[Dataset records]
________________________
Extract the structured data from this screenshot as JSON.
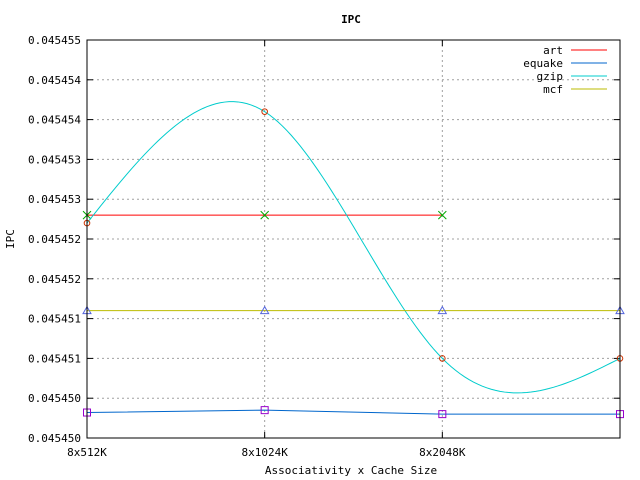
{
  "chart_data": {
    "type": "line",
    "title": "IPC",
    "xlabel": "Associativity x Cache Size",
    "ylabel": "IPC",
    "categories": [
      "8x512K",
      "8x1024K",
      "8x2048K",
      ""
    ],
    "x": [
      0,
      1,
      2,
      3
    ],
    "xlim": [
      0,
      3
    ],
    "ylim": [
      0.04545,
      0.045455
    ],
    "yticks": [
      0.04545,
      0.0454505,
      0.045451,
      0.0454515,
      0.045452,
      0.0454525,
      0.045453,
      0.0454535,
      0.045454,
      0.0454545,
      0.045455
    ],
    "ytick_labels": [
      "0.045450",
      "0.045450",
      "0.045451",
      "0.045451",
      "0.045452",
      "0.045452",
      "0.045453",
      "0.045453",
      "0.045454",
      "0.045454",
      "0.045455"
    ],
    "grid": true,
    "legend_position": "top-right",
    "series": [
      {
        "name": "art",
        "color": "#ff0000",
        "marker_color": "#00aa00",
        "marker": "x",
        "x": [
          0,
          1,
          2
        ],
        "values": [
          0.0454528,
          0.0454528,
          0.0454528
        ]
      },
      {
        "name": "equake",
        "color": "#0066cc",
        "marker_color": "#9900cc",
        "marker": "square",
        "x": [
          0,
          1,
          2,
          3
        ],
        "values": [
          0.04545032,
          0.04545035,
          0.0454503,
          0.0454503
        ]
      },
      {
        "name": "gzip",
        "color": "#00cccc",
        "marker_color": "#cc3300",
        "marker": "circle",
        "x": [
          0,
          1,
          2,
          3
        ],
        "values": [
          0.0454527,
          0.0454541,
          0.045451,
          0.045451
        ],
        "smooth": true
      },
      {
        "name": "mcf",
        "color": "#bbbb00",
        "marker_color": "#5566dd",
        "marker": "triangle",
        "x": [
          0,
          1,
          2,
          3
        ],
        "values": [
          0.0454516,
          0.0454516,
          0.0454516,
          0.0454516
        ]
      }
    ]
  }
}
________________________
▶ _What is asked_
Excluding the pictures, restate the records above word for word.

▶ _Answer for the task_
Extract the structured data from this screenshot as JSON.
{
  "chart_data": {
    "type": "line",
    "title": "IPC",
    "xlabel": "Associativity x Cache Size",
    "ylabel": "IPC",
    "categories": [
      "8x512K",
      "8x1024K",
      "8x2048K",
      ""
    ],
    "x": [
      0,
      1,
      2,
      3
    ],
    "xlim": [
      0,
      3
    ],
    "ylim": [
      0.04545,
      0.045455
    ],
    "yticks": [
      0.04545,
      0.0454505,
      0.045451,
      0.0454515,
      0.045452,
      0.0454525,
      0.045453,
      0.0454535,
      0.045454,
      0.0454545,
      0.045455
    ],
    "ytick_labels": [
      "0.045450",
      "0.045450",
      "0.045451",
      "0.045451",
      "0.045452",
      "0.045452",
      "0.045453",
      "0.045453",
      "0.045454",
      "0.045454",
      "0.045455"
    ],
    "grid": true,
    "legend_position": "top-right",
    "series": [
      {
        "name": "art",
        "color": "#ff0000",
        "marker_color": "#00aa00",
        "marker": "x",
        "x": [
          0,
          1,
          2
        ],
        "values": [
          0.0454528,
          0.0454528,
          0.0454528
        ]
      },
      {
        "name": "equake",
        "color": "#0066cc",
        "marker_color": "#9900cc",
        "marker": "square",
        "x": [
          0,
          1,
          2,
          3
        ],
        "values": [
          0.04545032,
          0.04545035,
          0.0454503,
          0.0454503
        ]
      },
      {
        "name": "gzip",
        "color": "#00cccc",
        "marker_color": "#cc3300",
        "marker": "circle",
        "x": [
          0,
          1,
          2,
          3
        ],
        "values": [
          0.0454527,
          0.0454541,
          0.045451,
          0.045451
        ],
        "smooth": true
      },
      {
        "name": "mcf",
        "color": "#bbbb00",
        "marker_color": "#5566dd",
        "marker": "triangle",
        "x": [
          0,
          1,
          2,
          3
        ],
        "values": [
          0.0454516,
          0.0454516,
          0.0454516,
          0.0454516
        ]
      }
    ]
  }
}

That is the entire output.